[Extracted data entries]
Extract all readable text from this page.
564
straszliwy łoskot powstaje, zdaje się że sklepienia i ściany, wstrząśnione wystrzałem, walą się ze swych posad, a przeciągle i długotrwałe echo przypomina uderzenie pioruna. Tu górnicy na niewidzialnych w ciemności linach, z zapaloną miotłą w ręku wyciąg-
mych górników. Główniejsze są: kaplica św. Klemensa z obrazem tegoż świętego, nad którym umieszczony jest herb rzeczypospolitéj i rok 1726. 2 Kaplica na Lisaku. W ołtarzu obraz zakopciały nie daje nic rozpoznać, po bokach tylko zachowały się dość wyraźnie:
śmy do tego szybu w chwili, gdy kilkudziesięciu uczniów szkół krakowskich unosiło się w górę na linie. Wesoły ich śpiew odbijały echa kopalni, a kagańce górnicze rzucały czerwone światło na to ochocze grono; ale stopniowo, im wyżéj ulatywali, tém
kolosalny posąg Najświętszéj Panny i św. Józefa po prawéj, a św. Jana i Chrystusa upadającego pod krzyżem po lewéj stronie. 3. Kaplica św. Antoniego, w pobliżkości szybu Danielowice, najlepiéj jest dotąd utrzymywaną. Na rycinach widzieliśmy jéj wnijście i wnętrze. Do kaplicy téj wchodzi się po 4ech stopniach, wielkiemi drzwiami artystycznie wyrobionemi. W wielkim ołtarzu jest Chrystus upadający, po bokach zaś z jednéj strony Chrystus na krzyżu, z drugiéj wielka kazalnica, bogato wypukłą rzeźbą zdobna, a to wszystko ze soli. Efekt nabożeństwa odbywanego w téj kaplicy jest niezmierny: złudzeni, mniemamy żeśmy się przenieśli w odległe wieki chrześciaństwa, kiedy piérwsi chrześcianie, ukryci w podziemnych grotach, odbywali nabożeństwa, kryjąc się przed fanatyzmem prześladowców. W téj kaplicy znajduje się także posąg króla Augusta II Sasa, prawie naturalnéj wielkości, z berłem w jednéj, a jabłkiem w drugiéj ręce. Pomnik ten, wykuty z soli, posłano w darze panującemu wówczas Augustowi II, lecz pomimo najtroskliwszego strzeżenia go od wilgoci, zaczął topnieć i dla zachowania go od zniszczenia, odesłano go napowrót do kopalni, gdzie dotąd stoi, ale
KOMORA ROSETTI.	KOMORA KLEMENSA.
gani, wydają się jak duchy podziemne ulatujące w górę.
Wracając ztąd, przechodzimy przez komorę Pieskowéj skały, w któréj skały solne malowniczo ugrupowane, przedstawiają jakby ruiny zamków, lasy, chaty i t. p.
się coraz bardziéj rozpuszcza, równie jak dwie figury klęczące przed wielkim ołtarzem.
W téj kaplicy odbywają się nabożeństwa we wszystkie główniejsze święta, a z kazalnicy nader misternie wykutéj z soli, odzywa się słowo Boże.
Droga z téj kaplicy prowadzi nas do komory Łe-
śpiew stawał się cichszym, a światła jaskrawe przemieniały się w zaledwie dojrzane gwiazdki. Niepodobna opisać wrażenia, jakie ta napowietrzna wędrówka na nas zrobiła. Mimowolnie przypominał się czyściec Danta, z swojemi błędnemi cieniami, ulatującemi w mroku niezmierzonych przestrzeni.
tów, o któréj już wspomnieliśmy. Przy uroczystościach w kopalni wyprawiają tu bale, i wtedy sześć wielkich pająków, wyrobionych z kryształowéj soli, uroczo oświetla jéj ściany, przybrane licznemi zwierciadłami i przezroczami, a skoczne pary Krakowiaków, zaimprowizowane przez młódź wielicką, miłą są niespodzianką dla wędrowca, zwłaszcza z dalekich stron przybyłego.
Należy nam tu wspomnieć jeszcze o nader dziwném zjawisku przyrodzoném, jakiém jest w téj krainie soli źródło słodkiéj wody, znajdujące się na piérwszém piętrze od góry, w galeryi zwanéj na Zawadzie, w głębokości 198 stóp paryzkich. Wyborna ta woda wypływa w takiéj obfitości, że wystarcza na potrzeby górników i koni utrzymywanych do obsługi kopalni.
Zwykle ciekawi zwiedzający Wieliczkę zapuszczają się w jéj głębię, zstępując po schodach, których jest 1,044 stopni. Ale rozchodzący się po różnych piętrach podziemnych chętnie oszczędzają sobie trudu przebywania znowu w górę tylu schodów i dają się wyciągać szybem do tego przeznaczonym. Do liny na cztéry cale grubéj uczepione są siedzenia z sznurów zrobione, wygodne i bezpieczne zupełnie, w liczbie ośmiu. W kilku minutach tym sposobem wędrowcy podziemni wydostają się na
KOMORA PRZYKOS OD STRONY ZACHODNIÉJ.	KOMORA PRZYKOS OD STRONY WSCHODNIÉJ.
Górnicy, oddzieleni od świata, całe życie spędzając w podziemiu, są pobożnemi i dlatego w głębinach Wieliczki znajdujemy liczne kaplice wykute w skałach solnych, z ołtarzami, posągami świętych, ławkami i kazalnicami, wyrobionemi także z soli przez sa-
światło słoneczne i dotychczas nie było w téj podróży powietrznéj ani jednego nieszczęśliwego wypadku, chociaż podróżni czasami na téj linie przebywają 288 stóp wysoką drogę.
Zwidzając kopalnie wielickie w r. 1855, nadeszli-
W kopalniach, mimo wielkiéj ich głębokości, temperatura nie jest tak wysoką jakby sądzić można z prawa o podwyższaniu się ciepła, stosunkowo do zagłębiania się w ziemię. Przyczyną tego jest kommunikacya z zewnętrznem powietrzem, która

### The exercise
Each line of the material above must be retyped precisely.

### Solution for this task
Extract all readable text from this page.
564
straszliwy łoskot powstaje, zdaje się że sklepienia i ściany, wstrząśnione wystrzałem, walą się ze swych posad, a przeciągle i długotrwałe echo przypomina uderzenie pioruna. Tu górnicy na niewidzialnych w ciemności linach, z zapaloną miotłą w ręku wyciąg-
mych górników. Główniejsze są: kaplica św. Klemensa z obrazem tegoż świętego, nad którym umieszczony jest herb rzeczypospolitéj i rok 1726. 2 Kaplica na Lisaku. W ołtarzu obraz zakopciały nie daje nic rozpoznać, po bokach tylko zachowały się dość wyraźnie:
śmy do tego szybu w chwili, gdy kilkudziesięciu uczniów szkół krakowskich unosiło się w górę na linie. Wesoły ich śpiew odbijały echa kopalni, a kagańce górnicze rzucały czerwone światło na to ochocze grono; ale stopniowo, im wyżéj ulatywali, tém
kolosalny posąg Najświętszéj Panny i św. Józefa po prawéj, a św. Jana i Chrystusa upadającego pod krzyżem po lewéj stronie. 3. Kaplica św. Antoniego, w pobliżkości szybu Danielowice, najlepiéj jest dotąd utrzymywaną. Na rycinach widzieliśmy jéj wnijście i wnętrze. Do kaplicy téj wchodzi się po 4ech stopniach, wielkiemi drzwiami artystycznie wyrobionemi. W wielkim ołtarzu jest Chrystus upadający, po bokach zaś z jednéj strony Chrystus na krzyżu, z drugiéj wielka kazalnica, bogato wypukłą rzeźbą zdobna, a to wszystko ze soli. Efekt nabożeństwa odbywanego w téj kaplicy jest niezmierny: złudzeni, mniemamy żeśmy się przenieśli w odległe wieki chrześciaństwa, kiedy piérwsi chrześcianie, ukryci w podziemnych grotach, odbywali nabożeństwa, kryjąc się przed fanatyzmem prześladowców. W téj kaplicy znajduje się także posąg króla Augusta II Sasa, prawie naturalnéj wielkości, z berłem w jednéj, a jabłkiem w drugiéj ręce. Pomnik ten, wykuty z soli, posłano w darze panującemu wówczas Augustowi II, lecz pomimo najtroskliwszego strzeżenia go od wilgoci, zaczął topnieć i dla zachowania go od zniszczenia, odesłano go napowrót do kopalni, gdzie dotąd stoi, ale
KOMORA ROSETTI.	KOMORA KLEMENSA.
gani, wydają się jak duchy podziemne ulatujące w górę.
Wracając ztąd, przechodzimy przez komorę Pieskowéj skały, w któréj skały solne malowniczo ugrupowane, przedstawiają jakby ruiny zamków, lasy, chaty i t. p.
się coraz bardziéj rozpuszcza, równie jak dwie figury klęczące przed wielkim ołtarzem.
W téj kaplicy odbywają się nabożeństwa we wszystkie główniejsze święta, a z kazalnicy nader misternie wykutéj z soli, odzywa się słowo Boże.
Droga z téj kaplicy prowadzi nas do komory Łe-
śpiew stawał się cichszym, a światła jaskrawe przemieniały się w zaledwie dojrzane gwiazdki. Niepodobna opisać wrażenia, jakie ta napowietrzna wędrówka na nas zrobiła. Mimowolnie przypominał się czyściec Danta, z swojemi błędnemi cieniami, ulatującemi w mroku niezmierzonych przestrzeni.
tów, o któréj już wspomnieliśmy. Przy uroczystościach w kopalni wyprawiają tu bale, i wtedy sześć wielkich pająków, wyrobionych z kryształowéj soli, uroczo oświetla jéj ściany, przybrane licznemi zwierciadłami i przezroczami, a skoczne pary Krakowiaków, zaimprowizowane przez młódź wielicką, miłą są niespodzianką dla wędrowca, zwłaszcza z dalekich stron przybyłego.
Należy nam tu wspomnieć jeszcze o nader dziwném zjawisku przyrodzoném, jakiém jest w téj krainie soli źródło słodkiéj wody, znajdujące się na piérwszém piętrze od góry, w galeryi zwanéj na Zawadzie, w głębokości 198 stóp paryzkich. Wyborna ta woda wypływa w takiéj obfitości, że wystarcza na potrzeby górników i koni utrzymywanych do obsługi kopalni.
Zwykle ciekawi zwiedzający Wieliczkę zapuszczają się w jéj głębię, zstępując po schodach, których jest 1,044 stopni. Ale rozchodzący się po różnych piętrach podziemnych chętnie oszczędzają sobie trudu przebywania znowu w górę tylu schodów i dają się wyciągać szybem do tego przeznaczonym. Do liny na cztéry cale grubéj uczepione są siedzenia z sznurów zrobione, wygodne i bezpieczne zupełnie, w liczbie ośmiu. W kilku minutach tym sposobem wędrowcy podziemni wydostają się na
KOMORA PRZYKOS OD STRONY ZACHODNIÉJ.	KOMORA PRZYKOS OD STRONY WSCHODNIÉJ.
Górnicy, oddzieleni od świata, całe życie spędzając w podziemiu, są pobożnemi i dlatego w głębinach Wieliczki znajdujemy liczne kaplice wykute w skałach solnych, z ołtarzami, posągami świętych, ławkami i kazalnicami, wyrobionemi także z soli przez sa-
światło słoneczne i dotychczas nie było w téj podróży powietrznéj ani jednego nieszczęśliwego wypadku, chociaż podróżni czasami na téj linie przebywają 288 stóp wysoką drogę.
Zwidzając kopalnie wielickie w r. 1855, nadeszli-
W kopalniach, mimo wielkiéj ich głębokości, temperatura nie jest tak wysoką jakby sądzić można z prawa o podwyższaniu się ciepła, stosunkowo do zagłębiania się w ziemię. Przyczyną tego jest kommunikacya z zewnętrznem powietrzem, która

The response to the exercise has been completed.